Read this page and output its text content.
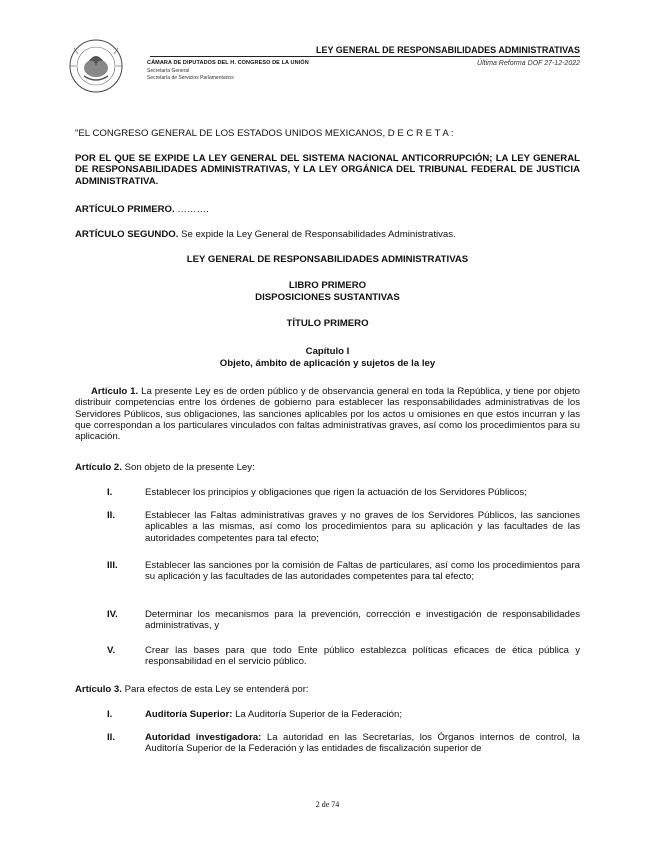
LEY GENERAL DE RESPONSABILIDADES ADMINISTRATIVAS
CÁMARA DE DIPUTADOS DEL H. CONGRESO DE LA UNIÓN
Secretaría General
Secretaría de Servicios Parlamentarios
Última Reforma DOF 27-12-2022
"EL CONGRESO GENERAL DE LOS ESTADOS UNIDOS MEXICANOS, D E C R E T A :
POR EL QUE SE EXPIDE LA LEY GENERAL DEL SISTEMA NACIONAL ANTICORRUPCIÓN; LA LEY GENERAL DE RESPONSABILIDADES ADMINISTRATIVAS, Y LA LEY ORGÁNICA DEL TRIBUNAL FEDERAL DE JUSTICIA ADMINISTRATIVA.
ARTÍCULO PRIMERO. ……….
ARTÍCULO SEGUNDO. Se expide la Ley General de Responsabilidades Administrativas.
LEY GENERAL DE RESPONSABILIDADES ADMINISTRATIVAS
LIBRO PRIMERO
DISPOSICIONES SUSTANTIVAS
TÍTULO PRIMERO
Capítulo I
Objeto, ámbito de aplicación y sujetos de la ley
Artículo 1. La presente Ley es de orden público y de observancia general en toda la República, y tiene por objeto distribuir competencias entre los órdenes de gobierno para establecer las responsabilidades administrativas de los Servidores Públicos, sus obligaciones, las sanciones aplicables por los actos u omisiones en que estos incurran y las que correspondan a los particulares vinculados con faltas administrativas graves, así como los procedimientos para su aplicación.
Artículo 2. Son objeto de la presente Ley:
I.	Establecer los principios y obligaciones que rigen la actuación de los Servidores Públicos;
II.	Establecer las Faltas administrativas graves y no graves de los Servidores Públicos, las sanciones aplicables a las mismas, así como los procedimientos para su aplicación y las facultades de las autoridades competentes para tal efecto;
III.	Establecer las sanciones por la comisión de Faltas de particulares, así como los procedimientos para su aplicación y las facultades de las autoridades competentes para tal efecto;
IV.	Determinar los mecanismos para la prevención, corrección e investigación de responsabilidades administrativas, y
V.	Crear las bases para que todo Ente público establezca políticas eficaces de ética pública y responsabilidad en el servicio público.
Artículo 3. Para efectos de esta Ley se entenderá por:
I.	Auditoría Superior: La Auditoría Superior de la Federación;
II.	Autoridad investigadora: La autoridad en las Secretarías, los Órganos internos de control, la Auditoría Superior de la Federación y las entidades de fiscalización superior de
2 de 74
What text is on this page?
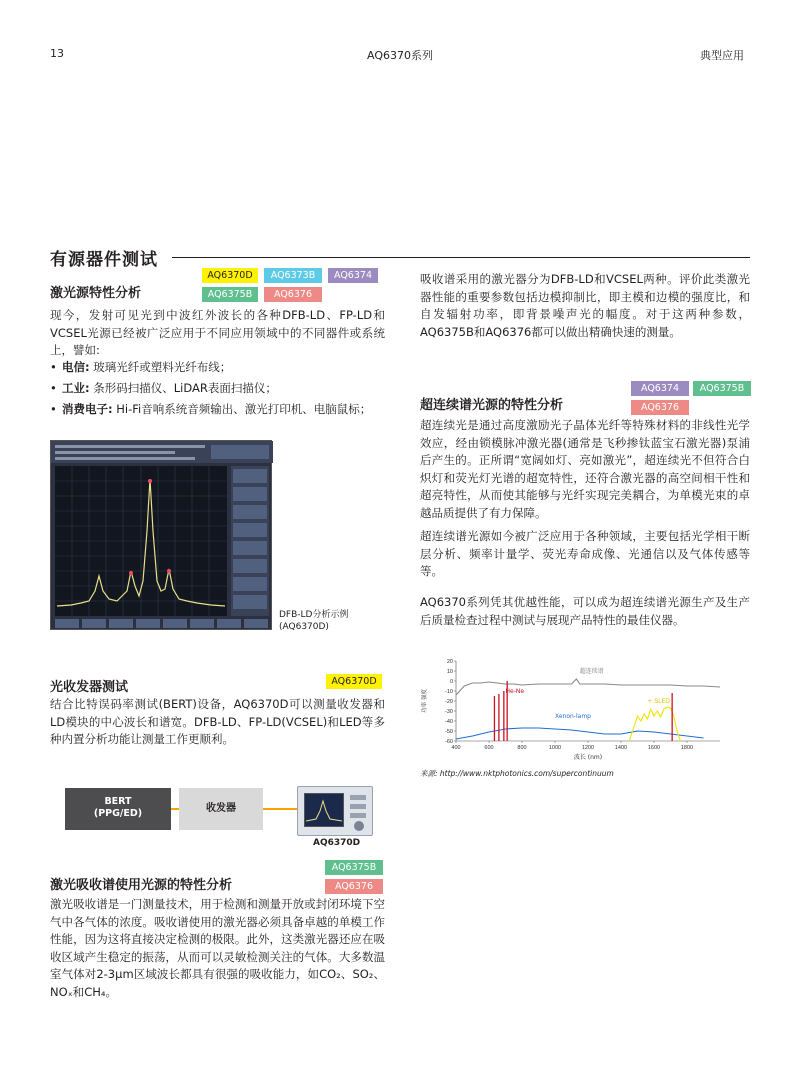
13	AQ6370系列	典型应用
有源器件测试
激光源特性分析
AQ6370D	AQ6373B	AQ6374
AQ6375B	AQ6376
现今，发射可见光到中波红外波长的各种DFB-LD、FP-LD和VCSEL光源已经被广泛应用于不同应用领域中的不同器件或系统上，譬如:
• 电信: 玻璃光纤或塑料光纤布线；
• 工业: 条形码扫描仪、LiDAR表面扫描仪；
• 消费电子: Hi-Fi音响系统音频输出、激光打印机、电脑鼠标；
DFB-LD分析示例
(AQ6370D)
光收发器测试	AQ6370D
结合比特误码率测试(BERT)设备，AQ6370D可以测量收发器和LD模块的中心波长和谱宽。DFB-LD、FP-LD(VCSEL)和LED等多种内置分析功能让测量工作更顺利。
BERT
(PPG/ED)	收发器
AQ6370D
AQ6375B
AQ6376
激光吸收谱使用光源的特性分析
激光吸收谱是一门测量技术，用于检测和测量开放或封闭环境下空气中各气体的浓度。吸收谱使用的激光器必须具备卓越的单模工作性能，因为这将直接决定检测的极限。此外，这类激光器还应在吸收区域产生稳定的振荡，从而可以灵敏检测关注的气体。大多数温室气体对2-3µm区域波长都具有很强的吸收能力，如CO₂、SO₂、NOₓ和CH₄。
吸收谱采用的激光器分为DFB-LD和VCSEL两种。评价此类激光器性能的重要参数包括边模抑制比，即主模和边模的强度比，和自发辐射功率，即背景噪声光的幅度。对于这两种参数，AQ6375B和AQ6376都可以做出精确快速的测量。
AQ6374	AQ6375B
AQ6376
超连续谱光源的特性分析
超连续光是通过高度激励光子晶体光纤等特殊材料的非线性光学效应，经由锁模脉冲激光器(通常是飞秒掺钛蓝宝石激光器)泵浦后产生的。正所谓“宽阔如灯、亮如激光”，超连续光不但符合白炽灯和荧光灯光谱的超宽特性，还符合激光器的高空间相干性和超亮特性，从而使其能够与光纤实现完美耦合，为单模光束的卓越品质提供了有力保障。
超连续谱光源如今被广泛应用于各种领域，主要包括光学相干断层分析、频率计量学、荧光寿命成像、光通信以及气体传感等等。
AQ6370系列凭其优越性能，可以成为超连续谱光源生产及生产后质量检查过程中测试与展现产品特性的最佳仪器。
20
10
0
-10
-20
-30
-40
-50
-60
400	600	800	1000	1200	1400	1600	1800
波长 (nm)
功率 强度
超连续谱
Xenon-lamp
+ SLED
He-Ne
来源: http://www.nktphotonics.com/supercontinuum
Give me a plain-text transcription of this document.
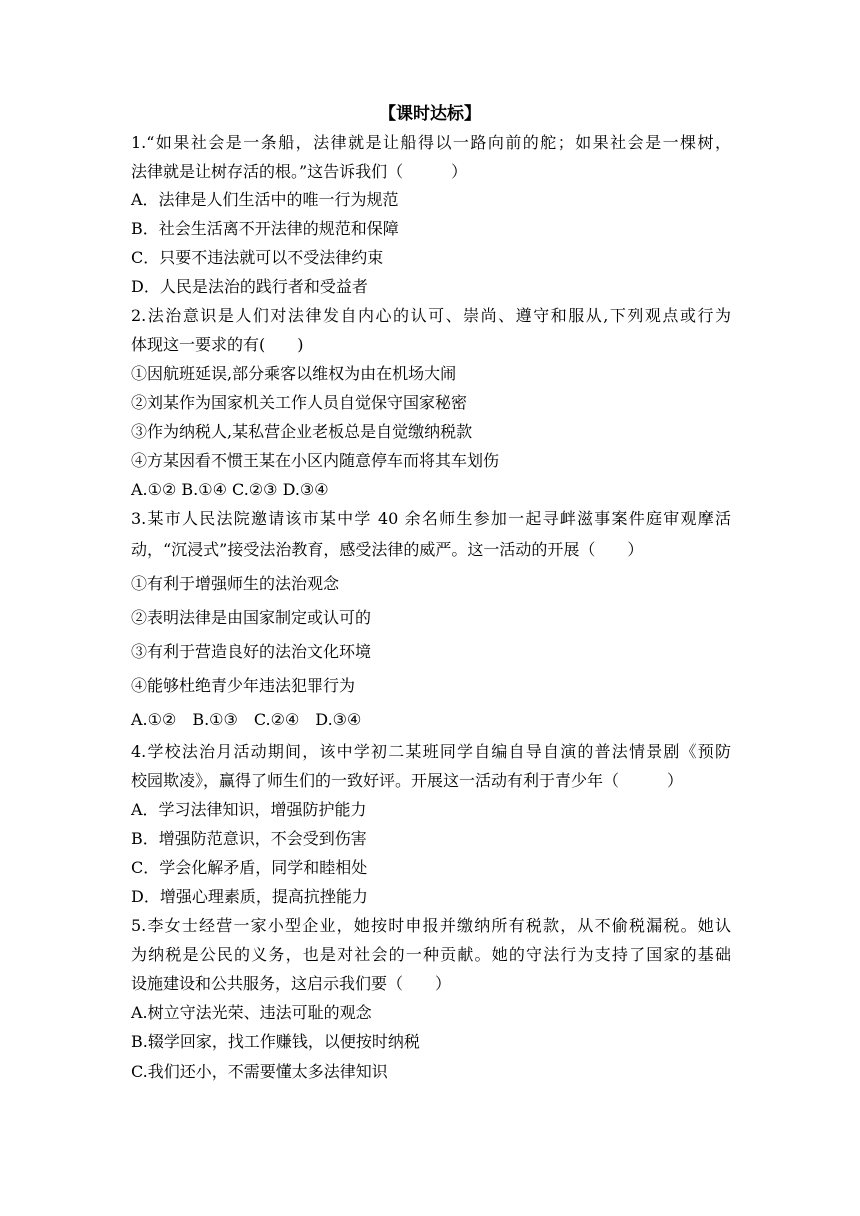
【课时达标】
1.“如果社会是一条船，法律就是让船得以一路向前的舵；如果社会是一棵树，
法律就是让树存活的根。”这告诉我们（　　　）
A．法律是人们生活中的唯一行为规范
B．社会生活离不开法律的规范和保障
C．只要不违法就可以不受法律约束
D．人民是法治的践行者和受益者
2.法治意识是人们对法律发自内心的认可、崇尚、遵守和服从,下列观点或行为
体现这一要求的有(　　)
①因航班延误,部分乘客以维权为由在机场大闹
②刘某作为国家机关工作人员自觉保守国家秘密
③作为纳税人,某私营企业老板总是自觉缴纳税款
④方某因看不惯王某在小区内随意停车而将其车划伤
A.①② B.①④ C.②③ D.③④
3.某市人民法院邀请该市某中学 40 余名师生参加一起寻衅滋事案件庭审观摩活
动，“沉浸式”接受法治教育，感受法律的威严。这一活动的开展（　　）
①有利于增强师生的法治观念
②表明法律是由国家制定或认可的
③有利于营造良好的法治文化环境
④能够杜绝青少年违法犯罪行为
A.①②　B.①③　C.②④　D.③④
4.学校法治月活动期间，该中学初二某班同学自编自导自演的普法情景剧《预防
校园欺凌》，赢得了师生们的一致好评。开展这一活动有利于青少年（　　　）
A．学习法律知识，增强防护能力
B．增强防范意识，不会受到伤害
C．学会化解矛盾，同学和睦相处
D．增强心理素质，提高抗挫能力
5.李女士经营一家小型企业，她按时申报并缴纳所有税款，从不偷税漏税。她认
为纳税是公民的义务，也是对社会的一种贡献。她的守法行为支持了国家的基础
设施建设和公共服务，这启示我们要（　　）
A.树立守法光荣、违法可耻的观念
B.辍学回家，找工作赚钱，以便按时纳税
C.我们还小，不需要懂太多法律知识
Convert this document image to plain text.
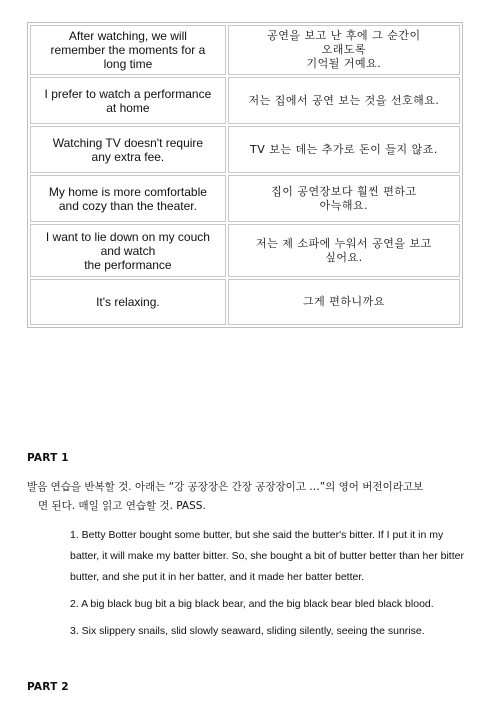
After watching, we will
remember the moments for a
long time	공연을 보고 난 후에 그 순간이
오래도록
기억될 거예요.

I prefer to watch a performance
at home	저는 집에서 공연 보는 것을 선호해요.

Watching TV doesn't require
any extra fee.	TV 보는 데는 추가로 돈이 들지 않죠.

My home is more comfortable
and cozy than the theater.	집이 공연장보다 훨씬 편하고
아늑해요.

I want to lie down on my couch
and watch
the performance	저는 제 소파에 누워서 공연을 보고
싶어요.

It's relaxing.	그게 편하니까요
PART 1
발음 연습을 반복할 것. 아래는 “강 공장장은 간장 공장장이고 …”의 영어 버전이라고보
면 된다. 매일 읽고 연습할 것. PASS.
1. Betty Botter bought some butter, but she said the butter's bitter. If I put it in my batter, it will make my batter bitter. So, she bought a bit of butter better than her bitter butter, and she put it in her batter, and it made her batter better.
2. A big black bug bit a big black bear, and the big black bear bled black blood.
3. Six slippery snails, slid slowly seaward, sliding silently, seeing the sunrise.
PART 2
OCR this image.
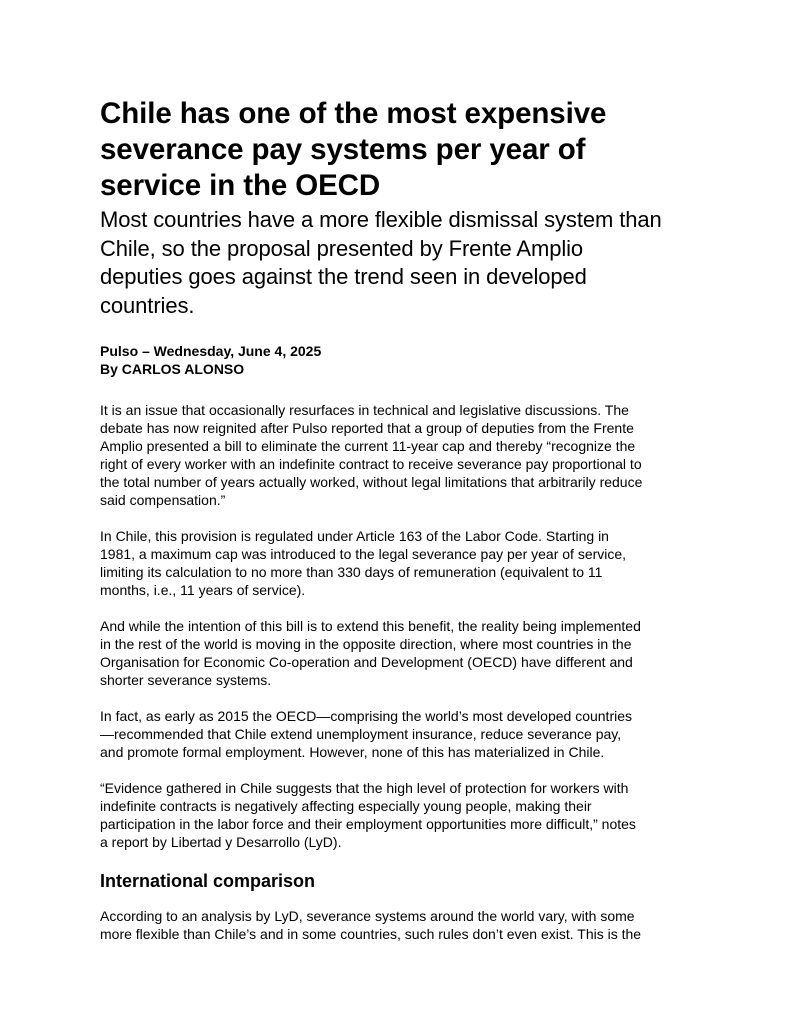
Chile has one of the most expensive
severance pay systems per year of
service in the OECD
Most countries have a more flexible dismissal system than
Chile, so the proposal presented by Frente Amplio
deputies goes against the trend seen in developed
countries.
Pulso – Wednesday, June 4, 2025
By CARLOS ALONSO

It is an issue that occasionally resurfaces in technical and legislative discussions. The
debate has now reignited after Pulso reported that a group of deputies from the Frente
Amplio presented a bill to eliminate the current 11-year cap and thereby “recognize the
right of every worker with an indefinite contract to receive severance pay proportional to
the total number of years actually worked, without legal limitations that arbitrarily reduce
said compensation.”

In Chile, this provision is regulated under Article 163 of the Labor Code. Starting in
1981, a maximum cap was introduced to the legal severance pay per year of service,
limiting its calculation to no more than 330 days of remuneration (equivalent to 11
months, i.e., 11 years of service).

And while the intention of this bill is to extend this benefit, the reality being implemented
in the rest of the world is moving in the opposite direction, where most countries in the
Organisation for Economic Co-operation and Development (OECD) have different and
shorter severance systems.

In fact, as early as 2015 the OECD—comprising the world’s most developed countries
—recommended that Chile extend unemployment insurance, reduce severance pay,
and promote formal employment. However, none of this has materialized in Chile.

“Evidence gathered in Chile suggests that the high level of protection for workers with
indefinite contracts is negatively affecting especially young people, making their
participation in the labor force and their employment opportunities more difficult,” notes
a report by Libertad y Desarrollo (LyD).

International comparison

According to an analysis by LyD, severance systems around the world vary, with some
more flexible than Chile’s and in some countries, such rules don’t even exist. This is the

· · · · ·

EXERCISE:
Locate all lines in the listing above with the word "CONGRESO" and copy them.

CORRECT ANSWER:
CÁMARA DE DIPUTADOS DEL H. CONGRESO DE LA UNIÓN
"EL CONGRESO GENERAL DE LOS ESTADOS UNIDOS MEXICANOS, D E C R E T A :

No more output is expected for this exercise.